Identify and copy all lines of the material where the string "дополнить" is found.
□ □ □ □
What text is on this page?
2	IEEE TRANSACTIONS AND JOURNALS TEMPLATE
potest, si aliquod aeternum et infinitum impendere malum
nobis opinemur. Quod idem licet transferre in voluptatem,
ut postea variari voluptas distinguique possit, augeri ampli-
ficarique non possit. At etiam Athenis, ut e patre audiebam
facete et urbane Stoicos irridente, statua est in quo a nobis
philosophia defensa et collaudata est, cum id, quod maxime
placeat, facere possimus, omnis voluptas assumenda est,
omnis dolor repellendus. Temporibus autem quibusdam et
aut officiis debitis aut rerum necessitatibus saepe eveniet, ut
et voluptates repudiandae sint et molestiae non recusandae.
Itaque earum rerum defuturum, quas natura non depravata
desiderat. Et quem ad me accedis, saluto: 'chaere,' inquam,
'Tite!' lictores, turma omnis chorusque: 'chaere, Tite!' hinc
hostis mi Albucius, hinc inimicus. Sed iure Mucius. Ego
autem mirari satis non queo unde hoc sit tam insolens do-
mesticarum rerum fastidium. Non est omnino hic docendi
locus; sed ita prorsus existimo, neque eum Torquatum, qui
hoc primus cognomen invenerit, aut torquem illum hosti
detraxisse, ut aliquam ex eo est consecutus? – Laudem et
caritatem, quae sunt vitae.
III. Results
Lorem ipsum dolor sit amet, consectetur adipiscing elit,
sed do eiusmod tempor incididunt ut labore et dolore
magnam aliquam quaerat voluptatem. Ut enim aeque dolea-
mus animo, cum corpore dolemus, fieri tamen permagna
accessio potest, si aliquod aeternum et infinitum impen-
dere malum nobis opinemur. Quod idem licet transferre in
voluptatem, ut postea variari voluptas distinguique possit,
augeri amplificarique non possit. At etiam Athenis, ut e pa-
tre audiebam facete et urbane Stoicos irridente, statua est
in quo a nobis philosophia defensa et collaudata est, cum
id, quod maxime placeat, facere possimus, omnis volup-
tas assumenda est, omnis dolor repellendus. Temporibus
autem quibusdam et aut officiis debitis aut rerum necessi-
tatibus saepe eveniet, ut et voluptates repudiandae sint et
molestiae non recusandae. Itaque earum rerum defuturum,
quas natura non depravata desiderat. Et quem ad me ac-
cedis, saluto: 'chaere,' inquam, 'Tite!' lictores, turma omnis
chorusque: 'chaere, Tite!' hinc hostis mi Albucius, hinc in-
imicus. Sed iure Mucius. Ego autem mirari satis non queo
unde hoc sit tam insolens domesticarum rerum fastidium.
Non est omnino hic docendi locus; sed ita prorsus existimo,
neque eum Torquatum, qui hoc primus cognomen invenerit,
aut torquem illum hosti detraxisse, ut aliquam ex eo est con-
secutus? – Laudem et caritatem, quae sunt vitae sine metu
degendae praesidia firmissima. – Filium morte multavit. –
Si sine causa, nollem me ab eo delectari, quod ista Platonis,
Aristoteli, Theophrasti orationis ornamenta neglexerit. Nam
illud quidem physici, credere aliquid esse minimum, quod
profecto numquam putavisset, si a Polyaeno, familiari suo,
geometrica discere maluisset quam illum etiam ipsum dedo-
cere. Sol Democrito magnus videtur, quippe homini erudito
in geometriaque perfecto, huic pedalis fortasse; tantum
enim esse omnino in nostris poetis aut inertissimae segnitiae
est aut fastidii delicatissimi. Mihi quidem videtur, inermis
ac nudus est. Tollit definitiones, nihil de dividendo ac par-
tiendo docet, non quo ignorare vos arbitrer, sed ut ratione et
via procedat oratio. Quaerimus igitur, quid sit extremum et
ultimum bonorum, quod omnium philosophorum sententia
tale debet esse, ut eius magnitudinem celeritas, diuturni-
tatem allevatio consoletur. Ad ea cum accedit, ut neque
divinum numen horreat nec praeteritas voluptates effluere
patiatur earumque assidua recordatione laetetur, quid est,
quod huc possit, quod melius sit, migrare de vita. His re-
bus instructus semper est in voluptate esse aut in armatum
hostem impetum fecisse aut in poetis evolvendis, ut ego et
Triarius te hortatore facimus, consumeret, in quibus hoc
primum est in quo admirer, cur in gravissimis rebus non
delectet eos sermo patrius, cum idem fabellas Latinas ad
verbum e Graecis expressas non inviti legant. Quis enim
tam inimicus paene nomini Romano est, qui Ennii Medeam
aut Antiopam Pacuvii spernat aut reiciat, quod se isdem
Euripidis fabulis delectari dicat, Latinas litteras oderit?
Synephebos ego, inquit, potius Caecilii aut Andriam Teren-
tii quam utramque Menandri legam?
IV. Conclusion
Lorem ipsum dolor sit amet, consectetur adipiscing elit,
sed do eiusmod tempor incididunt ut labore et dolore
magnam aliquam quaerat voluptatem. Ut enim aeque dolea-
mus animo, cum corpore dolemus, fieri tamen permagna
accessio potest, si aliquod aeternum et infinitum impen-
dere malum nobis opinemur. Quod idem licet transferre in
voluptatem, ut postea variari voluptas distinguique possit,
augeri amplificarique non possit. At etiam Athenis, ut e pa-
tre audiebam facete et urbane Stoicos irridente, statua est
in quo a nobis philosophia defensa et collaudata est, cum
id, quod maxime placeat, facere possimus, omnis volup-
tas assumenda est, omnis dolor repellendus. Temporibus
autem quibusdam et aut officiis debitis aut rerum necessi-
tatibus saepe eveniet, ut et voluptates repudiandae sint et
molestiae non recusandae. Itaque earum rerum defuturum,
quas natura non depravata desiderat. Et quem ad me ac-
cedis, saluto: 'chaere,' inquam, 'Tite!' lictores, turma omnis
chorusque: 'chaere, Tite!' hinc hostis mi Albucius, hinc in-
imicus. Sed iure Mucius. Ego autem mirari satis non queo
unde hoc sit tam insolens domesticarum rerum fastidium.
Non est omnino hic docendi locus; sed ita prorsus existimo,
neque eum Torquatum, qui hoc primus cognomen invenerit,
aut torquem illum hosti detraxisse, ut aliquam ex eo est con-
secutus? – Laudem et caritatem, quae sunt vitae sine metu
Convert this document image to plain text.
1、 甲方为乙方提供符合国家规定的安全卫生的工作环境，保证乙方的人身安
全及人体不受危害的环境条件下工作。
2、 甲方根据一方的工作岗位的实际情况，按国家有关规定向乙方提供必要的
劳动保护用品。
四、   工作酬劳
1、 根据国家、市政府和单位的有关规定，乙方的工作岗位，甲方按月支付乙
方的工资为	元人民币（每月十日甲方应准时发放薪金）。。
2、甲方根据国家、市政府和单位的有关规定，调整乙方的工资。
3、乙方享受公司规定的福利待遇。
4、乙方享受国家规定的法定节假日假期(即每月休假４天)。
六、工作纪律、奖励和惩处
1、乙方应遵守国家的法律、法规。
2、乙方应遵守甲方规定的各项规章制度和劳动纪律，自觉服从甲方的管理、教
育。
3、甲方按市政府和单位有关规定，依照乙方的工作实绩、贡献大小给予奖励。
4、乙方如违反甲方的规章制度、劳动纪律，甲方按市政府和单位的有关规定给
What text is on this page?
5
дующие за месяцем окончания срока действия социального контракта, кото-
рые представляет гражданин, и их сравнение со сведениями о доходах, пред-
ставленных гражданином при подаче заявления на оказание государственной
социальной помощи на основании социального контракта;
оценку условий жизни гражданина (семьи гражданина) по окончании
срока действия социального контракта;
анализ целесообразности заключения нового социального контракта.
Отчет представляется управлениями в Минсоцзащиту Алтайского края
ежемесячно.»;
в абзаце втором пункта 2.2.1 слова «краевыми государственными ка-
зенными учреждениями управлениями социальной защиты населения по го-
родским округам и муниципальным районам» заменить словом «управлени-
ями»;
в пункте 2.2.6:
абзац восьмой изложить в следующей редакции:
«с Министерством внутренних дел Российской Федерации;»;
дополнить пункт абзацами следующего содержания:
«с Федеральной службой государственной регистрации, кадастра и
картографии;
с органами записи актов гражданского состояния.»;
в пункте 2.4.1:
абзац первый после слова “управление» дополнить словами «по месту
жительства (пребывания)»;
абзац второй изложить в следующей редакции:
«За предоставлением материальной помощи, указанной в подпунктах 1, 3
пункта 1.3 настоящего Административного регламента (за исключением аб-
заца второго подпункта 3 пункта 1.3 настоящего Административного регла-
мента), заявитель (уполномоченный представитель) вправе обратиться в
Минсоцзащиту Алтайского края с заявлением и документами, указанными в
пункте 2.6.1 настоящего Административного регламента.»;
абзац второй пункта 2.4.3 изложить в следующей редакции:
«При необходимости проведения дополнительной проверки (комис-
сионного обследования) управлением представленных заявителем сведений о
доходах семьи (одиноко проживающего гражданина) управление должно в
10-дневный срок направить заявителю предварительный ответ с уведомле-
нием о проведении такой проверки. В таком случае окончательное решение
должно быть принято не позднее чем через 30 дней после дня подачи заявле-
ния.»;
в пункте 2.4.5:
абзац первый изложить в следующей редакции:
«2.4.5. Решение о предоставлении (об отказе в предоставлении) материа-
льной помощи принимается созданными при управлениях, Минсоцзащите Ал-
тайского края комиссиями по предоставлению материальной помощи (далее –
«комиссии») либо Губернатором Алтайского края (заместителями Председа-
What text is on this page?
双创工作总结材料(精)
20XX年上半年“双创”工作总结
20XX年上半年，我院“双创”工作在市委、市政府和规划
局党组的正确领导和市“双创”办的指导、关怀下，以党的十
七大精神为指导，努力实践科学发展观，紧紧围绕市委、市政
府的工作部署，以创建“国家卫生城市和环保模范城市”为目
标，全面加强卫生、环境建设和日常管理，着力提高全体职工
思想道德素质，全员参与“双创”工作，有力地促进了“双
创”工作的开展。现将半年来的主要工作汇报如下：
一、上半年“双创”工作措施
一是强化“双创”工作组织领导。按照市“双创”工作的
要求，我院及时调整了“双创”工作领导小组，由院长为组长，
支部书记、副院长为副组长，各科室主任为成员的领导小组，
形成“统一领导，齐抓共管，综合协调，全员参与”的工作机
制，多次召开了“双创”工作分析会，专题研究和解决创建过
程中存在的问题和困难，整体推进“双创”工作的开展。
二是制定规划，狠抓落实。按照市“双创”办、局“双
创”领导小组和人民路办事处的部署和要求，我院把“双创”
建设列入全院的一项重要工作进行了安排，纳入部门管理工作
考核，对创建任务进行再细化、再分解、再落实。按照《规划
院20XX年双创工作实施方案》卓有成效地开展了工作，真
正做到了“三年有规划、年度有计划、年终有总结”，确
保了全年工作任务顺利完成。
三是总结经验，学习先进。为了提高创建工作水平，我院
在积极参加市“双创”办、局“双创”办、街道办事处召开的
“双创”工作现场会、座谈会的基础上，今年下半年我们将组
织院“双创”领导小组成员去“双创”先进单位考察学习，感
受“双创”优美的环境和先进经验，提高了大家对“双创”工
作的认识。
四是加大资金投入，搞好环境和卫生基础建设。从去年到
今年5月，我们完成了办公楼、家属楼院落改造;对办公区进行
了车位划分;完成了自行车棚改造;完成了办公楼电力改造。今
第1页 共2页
□ □ □ □
▸ Worked solution
дополнить пункт абзацами следующего содержания:
абзац первый после слова “управление» дополнить словами «по месту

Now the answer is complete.